(Stored items from a collection)
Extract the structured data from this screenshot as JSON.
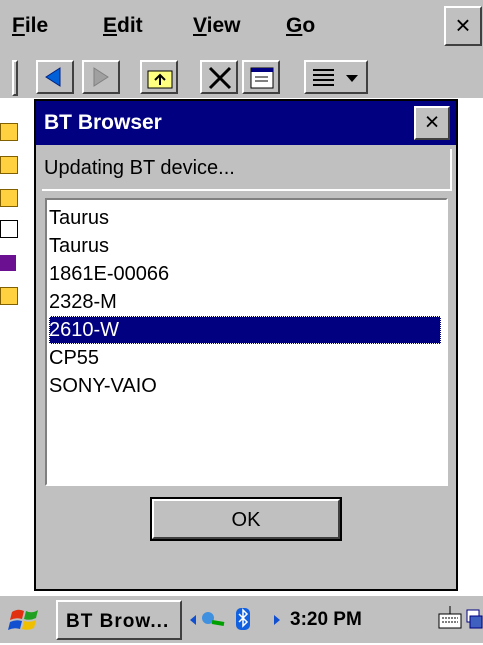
{
  "menubar": {
    "items": [
      {
        "label_u": "F",
        "label_rest": "ile"
      },
      {
        "label_u": "E",
        "label_rest": "dit"
      },
      {
        "label_u": "V",
        "label_rest": "iew"
      },
      {
        "label_u": "G",
        "label_rest": "o"
      }
    ],
    "close_label": "×"
  },
  "toolbar": {
    "buttons": [
      "back-icon",
      "forward-icon",
      "up-folder-icon",
      "delete-icon",
      "properties-icon",
      "view-menu-icon"
    ]
  },
  "dialog": {
    "title": "BT Browser",
    "close_label": "×",
    "status": "Updating BT device...",
    "devices": [
      "Taurus",
      "Taurus",
      "1861E-00066",
      "2328-M",
      "2610-W",
      "CP55",
      "SONY-VAIO"
    ],
    "selected_index": 4,
    "ok_label": "OK"
  },
  "taskbar": {
    "task_label": "BT Brow...",
    "clock": "3:20 PM"
  },
  "colors": {
    "face": "#c0c0c0",
    "title_bar": "#000080",
    "selection": "#000080"
  }
}
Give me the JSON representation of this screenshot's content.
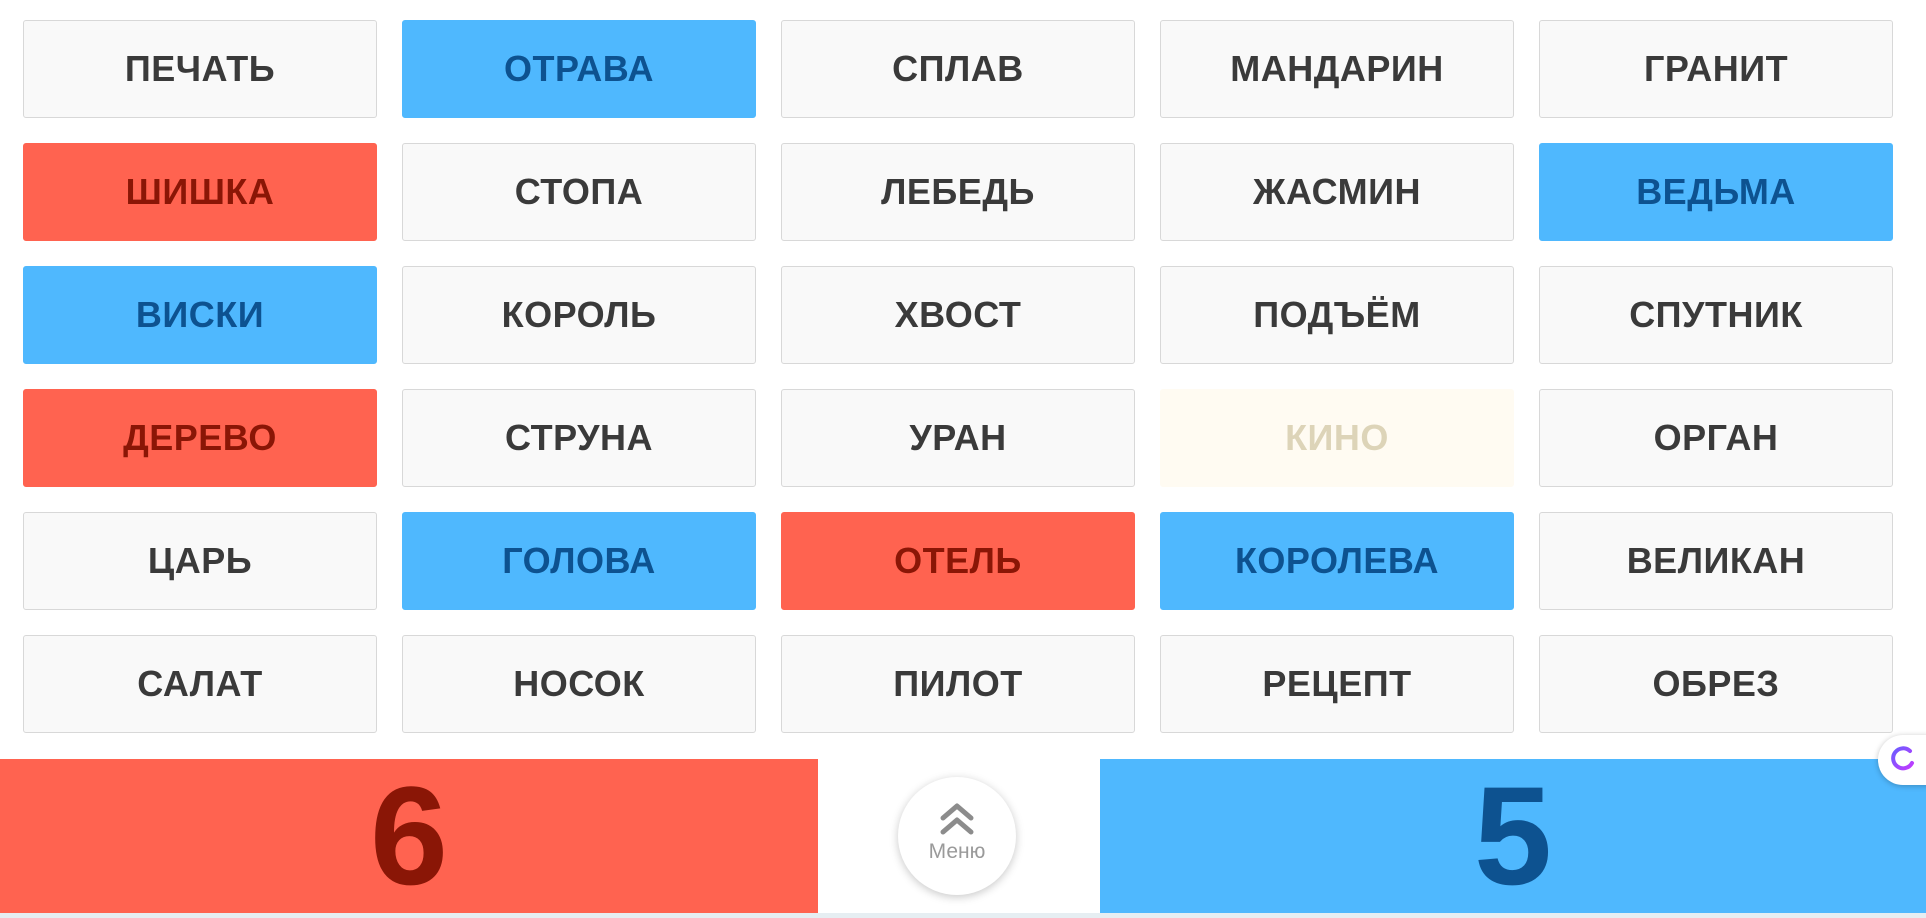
{
  "board": {
    "cards": [
      {
        "word": "ПЕЧАТЬ",
        "state": "hidden"
      },
      {
        "word": "ОТРАВА",
        "state": "blue"
      },
      {
        "word": "СПЛАВ",
        "state": "hidden"
      },
      {
        "word": "МАНДАРИН",
        "state": "hidden"
      },
      {
        "word": "ГРАНИТ",
        "state": "hidden"
      },
      {
        "word": "ШИШКА",
        "state": "red"
      },
      {
        "word": "СТОПА",
        "state": "hidden"
      },
      {
        "word": "ЛЕБЕДЬ",
        "state": "hidden"
      },
      {
        "word": "ЖАСМИН",
        "state": "hidden"
      },
      {
        "word": "ВЕДЬМА",
        "state": "blue"
      },
      {
        "word": "ВИСКИ",
        "state": "blue"
      },
      {
        "word": "КОРОЛЬ",
        "state": "hidden"
      },
      {
        "word": "ХВОСТ",
        "state": "hidden"
      },
      {
        "word": "ПОДЪЁМ",
        "state": "hidden"
      },
      {
        "word": "СПУТНИК",
        "state": "hidden"
      },
      {
        "word": "ДЕРЕВО",
        "state": "red"
      },
      {
        "word": "СТРУНА",
        "state": "hidden"
      },
      {
        "word": "УРАН",
        "state": "hidden"
      },
      {
        "word": "КИНО",
        "state": "neutral"
      },
      {
        "word": "ОРГАН",
        "state": "hidden"
      },
      {
        "word": "ЦАРЬ",
        "state": "hidden"
      },
      {
        "word": "ГОЛОВА",
        "state": "blue"
      },
      {
        "word": "ОТЕЛЬ",
        "state": "red"
      },
      {
        "word": "КОРОЛЕВА",
        "state": "blue"
      },
      {
        "word": "ВЕЛИКАН",
        "state": "hidden"
      },
      {
        "word": "САЛАТ",
        "state": "hidden"
      },
      {
        "word": "НОСОК",
        "state": "hidden"
      },
      {
        "word": "ПИЛОТ",
        "state": "hidden"
      },
      {
        "word": "РЕЦЕПТ",
        "state": "hidden"
      },
      {
        "word": "ОБРЕЗ",
        "state": "hidden"
      }
    ]
  },
  "scoreboard": {
    "red_score": "6",
    "blue_score": "5",
    "menu_label": "Меню",
    "menu_icon": "double-chevron-up-icon"
  },
  "colors": {
    "red": "#ff6350",
    "red_text": "#8a1606",
    "blue": "#4fb8fe",
    "blue_text": "#0d5290",
    "neutral": "#fffbf2",
    "neutral_text": "#ddd4b8",
    "hidden": "#f9f9f9",
    "hidden_text": "#3a3a3a"
  }
}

** TASK INSTRUCTIONS **
Would you set down the listing exactly, omitting pictures?

** COMPLETE RESPONSE **
Extract the structured data from this screenshot as JSON.
{
  "menubar": {
    "items": [
      {
        "label_u": "F",
        "label_rest": "ile"
      },
      {
        "label_u": "E",
        "label_rest": "dit"
      },
      {
        "label_u": "V",
        "label_rest": "iew"
      },
      {
        "label_u": "G",
        "label_rest": "o"
      }
    ],
    "close_label": "×"
  },
  "toolbar": {
    "buttons": [
      "back-icon",
      "forward-icon",
      "up-folder-icon",
      "delete-icon",
      "properties-icon",
      "view-menu-icon"
    ]
  },
  "dialog": {
    "title": "BT Browser",
    "close_label": "×",
    "status": "Updating BT device...",
    "devices": [
      "Taurus",
      "Taurus",
      "1861E-00066",
      "2328-M",
      "2610-W",
      "CP55",
      "SONY-VAIO"
    ],
    "selected_index": 4,
    "ok_label": "OK"
  },
  "taskbar": {
    "task_label": "BT Brow...",
    "clock": "3:20 PM"
  },
  "colors": {
    "face": "#c0c0c0",
    "title_bar": "#000080",
    "selection": "#000080"
  }
}
Give me the JSON representation of this screenshot's content.
{
  "board": {
    "cards": [
      {
        "word": "ПЕЧАТЬ",
        "state": "hidden"
      },
      {
        "word": "ОТРАВА",
        "state": "blue"
      },
      {
        "word": "СПЛАВ",
        "state": "hidden"
      },
      {
        "word": "МАНДАРИН",
        "state": "hidden"
      },
      {
        "word": "ГРАНИТ",
        "state": "hidden"
      },
      {
        "word": "ШИШКА",
        "state": "red"
      },
      {
        "word": "СТОПА",
        "state": "hidden"
      },
      {
        "word": "ЛЕБЕДЬ",
        "state": "hidden"
      },
      {
        "word": "ЖАСМИН",
        "state": "hidden"
      },
      {
        "word": "ВЕДЬМА",
        "state": "blue"
      },
      {
        "word": "ВИСКИ",
        "state": "blue"
      },
      {
        "word": "КОРОЛЬ",
        "state": "hidden"
      },
      {
        "word": "ХВОСТ",
        "state": "hidden"
      },
      {
        "word": "ПОДЪЁМ",
        "state": "hidden"
      },
      {
        "word": "СПУТНИК",
        "state": "hidden"
      },
      {
        "word": "ДЕРЕВО",
        "state": "red"
      },
      {
        "word": "СТРУНА",
        "state": "hidden"
      },
      {
        "word": "УРАН",
        "state": "hidden"
      },
      {
        "word": "КИНО",
        "state": "neutral"
      },
      {
        "word": "ОРГАН",
        "state": "hidden"
      },
      {
        "word": "ЦАРЬ",
        "state": "hidden"
      },
      {
        "word": "ГОЛОВА",
        "state": "blue"
      },
      {
        "word": "ОТЕЛЬ",
        "state": "red"
      },
      {
        "word": "КОРОЛЕВА",
        "state": "blue"
      },
      {
        "word": "ВЕЛИКАН",
        "state": "hidden"
      },
      {
        "word": "САЛАТ",
        "state": "hidden"
      },
      {
        "word": "НОСОК",
        "state": "hidden"
      },
      {
        "word": "ПИЛОТ",
        "state": "hidden"
      },
      {
        "word": "РЕЦЕПТ",
        "state": "hidden"
      },
      {
        "word": "ОБРЕЗ",
        "state": "hidden"
      }
    ]
  },
  "scoreboard": {
    "red_score": "6",
    "blue_score": "5",
    "menu_label": "Меню",
    "menu_icon": "double-chevron-up-icon"
  },
  "colors": {
    "red": "#ff6350",
    "red_text": "#8a1606",
    "blue": "#4fb8fe",
    "blue_text": "#0d5290",
    "neutral": "#fffbf2",
    "neutral_text": "#ddd4b8",
    "hidden": "#f9f9f9",
    "hidden_text": "#3a3a3a"
  }
}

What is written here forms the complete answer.